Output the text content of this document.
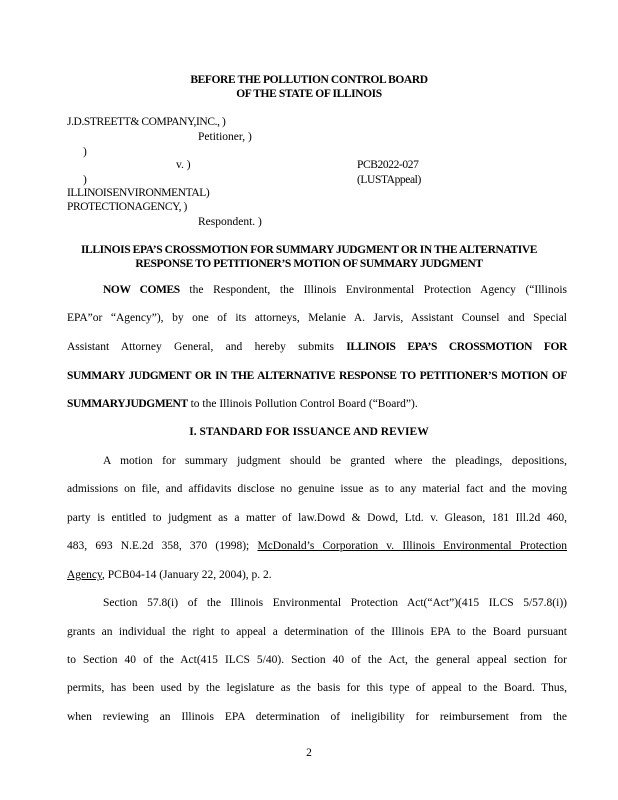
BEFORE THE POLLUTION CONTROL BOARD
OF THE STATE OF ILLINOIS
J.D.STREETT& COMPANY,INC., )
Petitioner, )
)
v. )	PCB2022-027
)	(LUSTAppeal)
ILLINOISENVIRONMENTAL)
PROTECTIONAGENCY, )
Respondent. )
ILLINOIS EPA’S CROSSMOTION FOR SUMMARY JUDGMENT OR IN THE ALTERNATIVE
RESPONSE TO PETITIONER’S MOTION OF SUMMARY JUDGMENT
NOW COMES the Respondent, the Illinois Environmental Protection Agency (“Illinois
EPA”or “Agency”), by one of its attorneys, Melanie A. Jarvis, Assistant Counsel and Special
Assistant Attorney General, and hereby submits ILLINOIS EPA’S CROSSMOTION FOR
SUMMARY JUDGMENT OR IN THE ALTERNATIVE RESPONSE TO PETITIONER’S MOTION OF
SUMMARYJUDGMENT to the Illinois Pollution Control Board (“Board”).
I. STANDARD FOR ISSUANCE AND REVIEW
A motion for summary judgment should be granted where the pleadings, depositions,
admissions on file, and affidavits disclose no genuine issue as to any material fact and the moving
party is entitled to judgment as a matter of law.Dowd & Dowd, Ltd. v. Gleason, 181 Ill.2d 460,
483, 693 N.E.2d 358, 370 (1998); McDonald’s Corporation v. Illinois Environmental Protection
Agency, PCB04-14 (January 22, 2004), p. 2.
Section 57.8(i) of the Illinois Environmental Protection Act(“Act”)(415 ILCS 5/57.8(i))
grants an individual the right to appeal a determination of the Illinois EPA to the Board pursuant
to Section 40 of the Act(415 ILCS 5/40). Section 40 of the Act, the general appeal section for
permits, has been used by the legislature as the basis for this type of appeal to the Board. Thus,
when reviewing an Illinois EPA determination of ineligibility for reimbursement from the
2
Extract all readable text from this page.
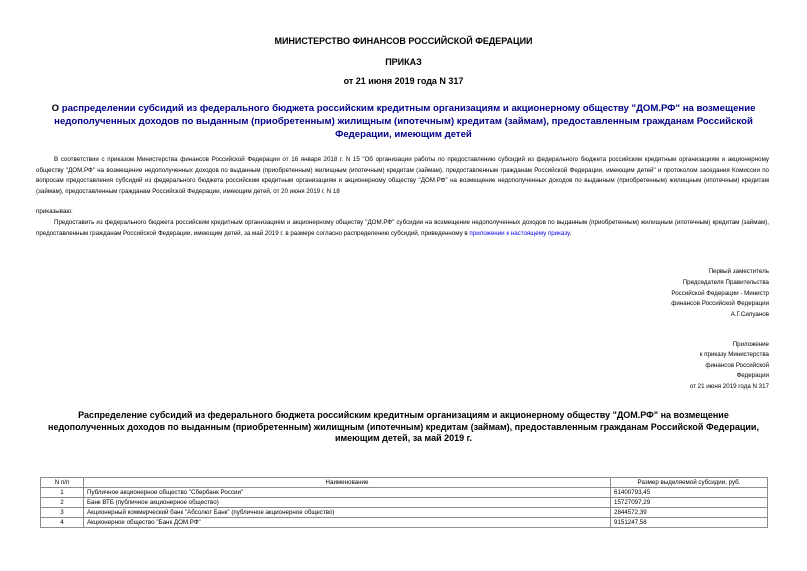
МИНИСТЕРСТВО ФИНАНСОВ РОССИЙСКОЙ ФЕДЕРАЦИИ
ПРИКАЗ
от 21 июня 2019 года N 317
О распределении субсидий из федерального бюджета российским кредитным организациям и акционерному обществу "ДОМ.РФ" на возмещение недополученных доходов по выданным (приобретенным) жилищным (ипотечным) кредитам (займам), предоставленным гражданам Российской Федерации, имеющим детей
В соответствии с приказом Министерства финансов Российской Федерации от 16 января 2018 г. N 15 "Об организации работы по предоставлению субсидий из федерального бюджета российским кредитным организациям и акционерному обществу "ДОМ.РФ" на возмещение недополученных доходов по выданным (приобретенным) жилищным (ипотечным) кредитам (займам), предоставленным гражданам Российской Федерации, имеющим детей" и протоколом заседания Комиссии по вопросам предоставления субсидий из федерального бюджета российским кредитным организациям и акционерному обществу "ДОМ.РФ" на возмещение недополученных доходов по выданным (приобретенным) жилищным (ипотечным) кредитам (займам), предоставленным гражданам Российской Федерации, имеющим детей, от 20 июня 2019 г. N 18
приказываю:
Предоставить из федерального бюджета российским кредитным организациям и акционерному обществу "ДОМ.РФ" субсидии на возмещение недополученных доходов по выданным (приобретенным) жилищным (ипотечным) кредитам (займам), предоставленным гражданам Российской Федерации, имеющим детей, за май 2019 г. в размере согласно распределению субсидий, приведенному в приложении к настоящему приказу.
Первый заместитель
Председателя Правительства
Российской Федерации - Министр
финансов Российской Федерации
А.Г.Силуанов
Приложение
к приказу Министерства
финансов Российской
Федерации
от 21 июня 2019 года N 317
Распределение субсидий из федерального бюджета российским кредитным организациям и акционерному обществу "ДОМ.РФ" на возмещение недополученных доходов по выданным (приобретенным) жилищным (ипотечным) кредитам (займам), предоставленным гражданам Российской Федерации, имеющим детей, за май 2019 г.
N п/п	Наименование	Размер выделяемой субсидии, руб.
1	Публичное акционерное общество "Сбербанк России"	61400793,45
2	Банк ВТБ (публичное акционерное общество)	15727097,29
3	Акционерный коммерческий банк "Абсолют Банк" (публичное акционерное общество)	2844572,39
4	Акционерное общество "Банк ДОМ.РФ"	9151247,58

▸ GOAL OF THE EXERCISE
Check every line of the data, and copy the ones that contain "Assistant".

▸ COMPLETE RESPONSE
EPA”or “Agency”), by one of its attorneys, Melanie A. Jarvis, Assistant Counsel and Special
Assistant Attorney General, and hereby submits ILLINOIS EPA’S CROSSMOTION FOR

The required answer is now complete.